> _EXERCISE DATA_:
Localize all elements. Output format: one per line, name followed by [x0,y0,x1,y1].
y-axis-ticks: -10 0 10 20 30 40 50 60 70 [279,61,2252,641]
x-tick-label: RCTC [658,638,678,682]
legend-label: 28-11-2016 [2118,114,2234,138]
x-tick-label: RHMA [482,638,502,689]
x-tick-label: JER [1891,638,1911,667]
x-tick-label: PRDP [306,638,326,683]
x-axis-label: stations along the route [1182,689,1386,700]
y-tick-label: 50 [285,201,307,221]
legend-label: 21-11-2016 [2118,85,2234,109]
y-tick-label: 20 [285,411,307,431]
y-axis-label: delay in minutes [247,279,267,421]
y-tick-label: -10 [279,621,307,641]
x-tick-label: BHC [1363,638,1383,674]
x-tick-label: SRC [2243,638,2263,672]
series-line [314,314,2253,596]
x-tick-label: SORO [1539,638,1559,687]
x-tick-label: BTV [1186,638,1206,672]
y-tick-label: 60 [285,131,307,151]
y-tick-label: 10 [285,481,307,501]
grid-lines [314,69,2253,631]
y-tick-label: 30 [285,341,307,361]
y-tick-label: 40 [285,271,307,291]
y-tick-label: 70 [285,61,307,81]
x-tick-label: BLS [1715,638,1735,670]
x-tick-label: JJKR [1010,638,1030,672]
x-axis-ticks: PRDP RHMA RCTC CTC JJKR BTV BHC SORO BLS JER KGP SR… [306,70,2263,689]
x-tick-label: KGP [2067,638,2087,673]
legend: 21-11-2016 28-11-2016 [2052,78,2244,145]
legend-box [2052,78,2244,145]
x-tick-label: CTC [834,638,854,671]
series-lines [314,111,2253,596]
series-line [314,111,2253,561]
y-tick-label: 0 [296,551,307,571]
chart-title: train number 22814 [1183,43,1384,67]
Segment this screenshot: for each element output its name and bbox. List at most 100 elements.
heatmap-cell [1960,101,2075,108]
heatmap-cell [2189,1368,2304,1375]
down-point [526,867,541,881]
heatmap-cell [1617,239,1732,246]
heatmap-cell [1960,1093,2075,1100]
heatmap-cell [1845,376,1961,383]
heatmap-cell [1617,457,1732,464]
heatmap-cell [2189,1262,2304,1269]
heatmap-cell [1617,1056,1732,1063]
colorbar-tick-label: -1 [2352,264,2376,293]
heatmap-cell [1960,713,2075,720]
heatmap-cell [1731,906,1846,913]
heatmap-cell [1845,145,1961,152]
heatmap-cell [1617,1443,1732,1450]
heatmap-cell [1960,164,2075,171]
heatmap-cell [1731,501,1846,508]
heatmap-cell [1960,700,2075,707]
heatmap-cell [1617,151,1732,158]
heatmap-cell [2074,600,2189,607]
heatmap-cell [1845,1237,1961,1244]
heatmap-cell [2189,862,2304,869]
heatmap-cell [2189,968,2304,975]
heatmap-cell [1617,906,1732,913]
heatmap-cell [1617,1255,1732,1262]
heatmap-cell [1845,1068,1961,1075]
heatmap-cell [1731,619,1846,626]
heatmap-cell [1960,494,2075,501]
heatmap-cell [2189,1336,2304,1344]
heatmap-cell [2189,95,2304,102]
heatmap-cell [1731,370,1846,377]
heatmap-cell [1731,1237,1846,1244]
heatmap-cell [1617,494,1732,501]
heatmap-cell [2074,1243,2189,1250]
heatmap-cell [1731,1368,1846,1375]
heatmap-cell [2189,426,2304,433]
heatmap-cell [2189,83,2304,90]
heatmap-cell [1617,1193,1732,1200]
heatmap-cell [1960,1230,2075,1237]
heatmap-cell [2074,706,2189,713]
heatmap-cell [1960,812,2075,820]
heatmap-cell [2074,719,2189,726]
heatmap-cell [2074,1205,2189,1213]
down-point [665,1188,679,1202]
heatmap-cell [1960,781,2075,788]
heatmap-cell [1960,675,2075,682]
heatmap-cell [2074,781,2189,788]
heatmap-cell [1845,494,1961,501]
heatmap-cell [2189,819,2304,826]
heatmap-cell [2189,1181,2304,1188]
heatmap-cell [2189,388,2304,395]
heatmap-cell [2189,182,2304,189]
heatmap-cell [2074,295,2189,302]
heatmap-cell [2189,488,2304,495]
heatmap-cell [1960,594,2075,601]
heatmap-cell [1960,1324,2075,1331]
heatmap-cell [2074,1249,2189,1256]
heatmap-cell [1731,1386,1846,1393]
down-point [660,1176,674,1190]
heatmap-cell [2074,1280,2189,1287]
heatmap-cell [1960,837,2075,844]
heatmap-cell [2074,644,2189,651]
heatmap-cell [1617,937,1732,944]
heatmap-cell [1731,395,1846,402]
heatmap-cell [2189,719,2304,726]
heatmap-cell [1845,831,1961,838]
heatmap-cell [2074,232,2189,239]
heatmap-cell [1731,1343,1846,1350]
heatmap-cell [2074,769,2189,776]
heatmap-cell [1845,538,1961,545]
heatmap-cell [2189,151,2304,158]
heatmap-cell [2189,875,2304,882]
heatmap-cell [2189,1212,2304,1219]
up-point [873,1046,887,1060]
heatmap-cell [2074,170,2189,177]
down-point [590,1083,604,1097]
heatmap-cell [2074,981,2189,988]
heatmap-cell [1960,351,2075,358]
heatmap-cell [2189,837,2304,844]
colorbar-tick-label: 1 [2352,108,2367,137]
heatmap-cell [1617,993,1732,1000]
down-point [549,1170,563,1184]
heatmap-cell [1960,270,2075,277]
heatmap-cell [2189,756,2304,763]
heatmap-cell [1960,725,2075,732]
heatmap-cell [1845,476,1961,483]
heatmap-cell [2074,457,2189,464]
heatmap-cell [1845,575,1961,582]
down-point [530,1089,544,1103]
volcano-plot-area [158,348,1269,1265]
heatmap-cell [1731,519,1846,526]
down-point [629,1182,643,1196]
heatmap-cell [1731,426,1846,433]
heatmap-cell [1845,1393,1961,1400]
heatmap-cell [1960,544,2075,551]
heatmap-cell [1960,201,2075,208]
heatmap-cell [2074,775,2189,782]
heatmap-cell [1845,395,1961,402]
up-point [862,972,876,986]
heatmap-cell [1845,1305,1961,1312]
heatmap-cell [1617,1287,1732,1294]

> _TASK INSTRUCTIONS_:
Which lines of the records above contain the string "name"? Copy every such line in full, treating uppercase and lowercase letters as different.

> _OUTPUT OF THE TASK_:
Localize all elements. Output format: one per line, name followed by [x0,y0,x1,y1].
Segment this screenshot: for each element output its name and bbox. List at most 100 elements.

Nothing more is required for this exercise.